OBJECTIVE
Copy each line in which the string "ylabel" occurs.

DATASET RECORDS
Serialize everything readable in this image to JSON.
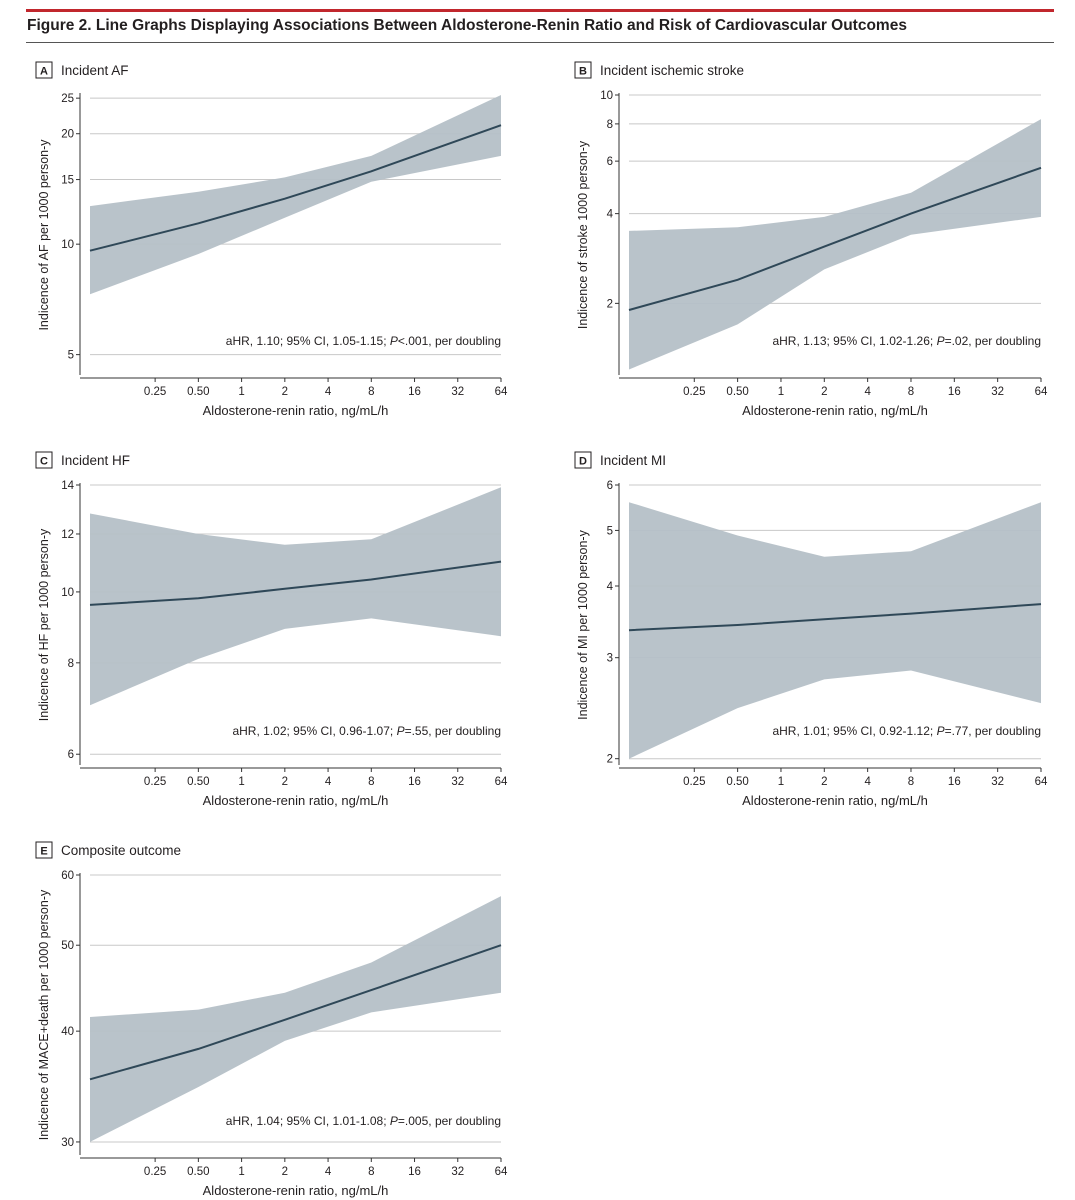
{
  "figure": {
    "title": "Figure 2. Line Graphs Displaying Associations Between Aldosterone-Renin Ratio and Risk of Cardiovascular Outcomes"
  },
  "colors": {
    "line": "#2f4858",
    "band": "#b5c0c7",
    "grid": "#c8c8c8",
    "accent_rule": "#c1272d"
  },
  "chart_data": [
    {
      "type": "line",
      "panel_letter": "A",
      "title": "Incident AF",
      "xlabel": "Aldosterone-renin ratio, ng/mL/h",
      "ylabel": "Indicence of AF per 1000 person-y",
      "x_scale": "log2",
      "y_scale": "log",
      "x_ticks": [
        0.25,
        0.5,
        1,
        2,
        4,
        8,
        16,
        32,
        64
      ],
      "x_tick_labels": [
        "0.25",
        "0.50",
        "1",
        "2",
        "4",
        "8",
        "16",
        "32",
        "64"
      ],
      "xlim": [
        0.088,
        64
      ],
      "y_ticks": [
        5,
        10,
        15,
        20,
        25
      ],
      "y_tick_labels": [
        "5",
        "10",
        "15",
        "20",
        "25"
      ],
      "ylim": [
        4.4,
        25.5
      ],
      "annotation": {
        "pre": "aHR, 1.10; 95% CI, 1.05-1.15; ",
        "p": "P",
        "post": "<.001, per doubling"
      },
      "x": [
        0.088,
        0.5,
        2,
        8,
        64
      ],
      "estimate": [
        9.6,
        11.4,
        13.3,
        15.8,
        21.1
      ],
      "ci_lower": [
        7.3,
        9.4,
        11.8,
        14.8,
        17.4
      ],
      "ci_upper": [
        12.7,
        13.9,
        15.2,
        17.4,
        25.5
      ]
    },
    {
      "type": "line",
      "panel_letter": "B",
      "title": "Incident ischemic stroke",
      "xlabel": "Aldosterone-renin ratio, ng/mL/h",
      "ylabel": "Indicence of stroke 1000 person-y",
      "x_scale": "log2",
      "y_scale": "log",
      "x_ticks": [
        0.25,
        0.5,
        1,
        2,
        4,
        8,
        16,
        32,
        64
      ],
      "x_tick_labels": [
        "0.25",
        "0.50",
        "1",
        "2",
        "4",
        "8",
        "16",
        "32",
        "64"
      ],
      "xlim": [
        0.088,
        64
      ],
      "y_ticks": [
        2,
        4,
        6,
        8,
        10
      ],
      "y_tick_labels": [
        "2",
        "4",
        "6",
        "8",
        "10"
      ],
      "ylim": [
        1.15,
        10
      ],
      "annotation": {
        "pre": "aHR, 1.13; 95% CI, 1.02-1.26; ",
        "p": "P",
        "post": "=.02, per doubling"
      },
      "x": [
        0.088,
        0.5,
        2,
        8,
        64
      ],
      "estimate": [
        1.9,
        2.4,
        3.1,
        4.0,
        5.7
      ],
      "ci_lower": [
        1.2,
        1.7,
        2.6,
        3.4,
        3.9
      ],
      "ci_upper": [
        3.5,
        3.6,
        3.9,
        4.7,
        8.3
      ]
    },
    {
      "type": "line",
      "panel_letter": "C",
      "title": "Incident HF",
      "xlabel": "Aldosterone-renin ratio, ng/mL/h",
      "ylabel": "Indicence of HF per 1000 person-y",
      "x_scale": "log2",
      "y_scale": "log",
      "x_ticks": [
        0.25,
        0.5,
        1,
        2,
        4,
        8,
        16,
        32,
        64
      ],
      "x_tick_labels": [
        "0.25",
        "0.50",
        "1",
        "2",
        "4",
        "8",
        "16",
        "32",
        "64"
      ],
      "xlim": [
        0.088,
        64
      ],
      "y_ticks": [
        6,
        8,
        10,
        12,
        14
      ],
      "y_tick_labels": [
        "6",
        "8",
        "10",
        "12",
        "14"
      ],
      "ylim": [
        5.8,
        14
      ],
      "annotation": {
        "pre": "aHR, 1.02; 95% CI, 0.96-1.07; ",
        "p": "P",
        "post": "=.55, per doubling"
      },
      "x": [
        0.088,
        0.5,
        2,
        8,
        64
      ],
      "estimate": [
        9.6,
        9.8,
        10.1,
        10.4,
        11.0
      ],
      "ci_lower": [
        7.0,
        8.1,
        8.9,
        9.2,
        8.7
      ],
      "ci_upper": [
        12.8,
        12.0,
        11.6,
        11.8,
        13.9
      ]
    },
    {
      "type": "line",
      "panel_letter": "D",
      "title": "Incident MI",
      "xlabel": "Aldosterone-renin ratio, ng/mL/h",
      "ylabel": "Indicence of MI per 1000 person-y",
      "x_scale": "log2",
      "y_scale": "log",
      "x_ticks": [
        0.25,
        0.5,
        1,
        2,
        4,
        8,
        16,
        32,
        64
      ],
      "x_tick_labels": [
        "0.25",
        "0.50",
        "1",
        "2",
        "4",
        "8",
        "16",
        "32",
        "64"
      ],
      "xlim": [
        0.088,
        64
      ],
      "y_ticks": [
        2,
        3,
        4,
        5,
        6
      ],
      "y_tick_labels": [
        "2",
        "3",
        "4",
        "5",
        "6"
      ],
      "ylim": [
        1.95,
        6
      ],
      "annotation": {
        "pre": "aHR, 1.01; 95% CI, 0.92-1.12; ",
        "p": "P",
        "post": "=.77, per doubling"
      },
      "x": [
        0.088,
        0.5,
        2,
        8,
        64
      ],
      "estimate": [
        3.35,
        3.42,
        3.5,
        3.58,
        3.72
      ],
      "ci_lower": [
        2.0,
        2.45,
        2.75,
        2.85,
        2.5
      ],
      "ci_upper": [
        5.6,
        4.9,
        4.5,
        4.6,
        5.6
      ]
    },
    {
      "type": "line",
      "panel_letter": "E",
      "title": "Composite outcome",
      "xlabel": "Aldosterone-renin ratio, ng/mL/h",
      "ylabel": "Indicence of MACE+death per 1000 person-y",
      "x_scale": "log2",
      "y_scale": "log",
      "x_ticks": [
        0.25,
        0.5,
        1,
        2,
        4,
        8,
        16,
        32,
        64
      ],
      "x_tick_labels": [
        "0.25",
        "0.50",
        "1",
        "2",
        "4",
        "8",
        "16",
        "32",
        "64"
      ],
      "xlim": [
        0.088,
        64
      ],
      "y_ticks": [
        30,
        40,
        50,
        60
      ],
      "y_tick_labels": [
        "30",
        "40",
        "50",
        "60"
      ],
      "ylim": [
        29,
        60
      ],
      "annotation": {
        "pre": "aHR, 1.04; 95% CI, 1.01-1.08; ",
        "p": "P",
        "post": "=.005, per doubling"
      },
      "x": [
        0.088,
        0.5,
        2,
        8,
        64
      ],
      "estimate": [
        35.3,
        38.2,
        41.2,
        44.5,
        50.0
      ],
      "ci_lower": [
        30.0,
        34.6,
        39.0,
        42.0,
        44.2
      ],
      "ci_upper": [
        41.5,
        42.3,
        44.2,
        47.8,
        56.8
      ]
    }
  ]
}
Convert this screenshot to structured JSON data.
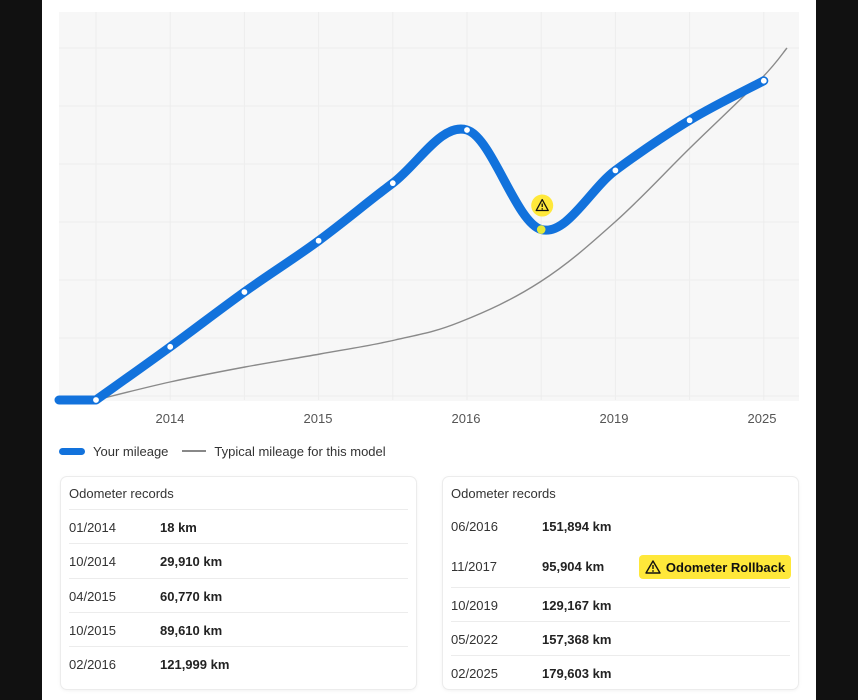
{
  "chart_data": {
    "type": "line",
    "x_ticks": [
      "2014",
      "2015",
      "2016",
      "2019",
      "2025"
    ],
    "series": [
      {
        "name": "Your mileage",
        "color": "#1272dc",
        "points": [
          {
            "date": "01/2014",
            "km": 18
          },
          {
            "date": "10/2014",
            "km": 29910
          },
          {
            "date": "04/2015",
            "km": 60770
          },
          {
            "date": "10/2015",
            "km": 89610
          },
          {
            "date": "02/2016",
            "km": 121999
          },
          {
            "date": "06/2016",
            "km": 151894
          },
          {
            "date": "11/2017",
            "km": 95904,
            "flag": "rollback"
          },
          {
            "date": "10/2019",
            "km": 129167
          },
          {
            "date": "05/2022",
            "km": 157368
          },
          {
            "date": "02/2025",
            "km": 179603
          }
        ]
      },
      {
        "name": "Typical mileage for this model",
        "color": "#8a8a8a"
      }
    ],
    "grid": true
  },
  "legend": {
    "main_label": "Your mileage",
    "typical_label": "Typical mileage for this model"
  },
  "records_left": {
    "title": "Odometer records",
    "rows": [
      {
        "date": "01/2014",
        "value": "18 km"
      },
      {
        "date": "10/2014",
        "value": "29,910 km"
      },
      {
        "date": "04/2015",
        "value": "60,770 km"
      },
      {
        "date": "10/2015",
        "value": "89,610 km"
      },
      {
        "date": "02/2016",
        "value": "121,999 km"
      }
    ]
  },
  "records_right": {
    "title": "Odometer records",
    "rows": [
      {
        "date": "06/2016",
        "value": "151,894 km"
      },
      {
        "date": "11/2017",
        "value": "95,904 km"
      },
      {
        "date": "10/2019",
        "value": "129,167 km"
      },
      {
        "date": "05/2022",
        "value": "157,368 km"
      },
      {
        "date": "02/2025",
        "value": "179,603 km"
      }
    ],
    "badge": "Odometer Rollback"
  },
  "colors": {
    "accent": "#1272dc",
    "warning": "#ffe83a"
  },
  "icons": {
    "warning": "warning-triangle-icon"
  }
}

FULL RESPONSE
      "ylabel": "Indicence of AF per 1000 person-y",
      "ylabel": "Indicence of stroke 1000 person-y",
      "ylabel": "Indicence of HF per 1000 person-y",
      "ylabel": "Indicence of MI per 1000 person-y",
      "ylabel": "Indicence of MACE+death per 1000 person-y",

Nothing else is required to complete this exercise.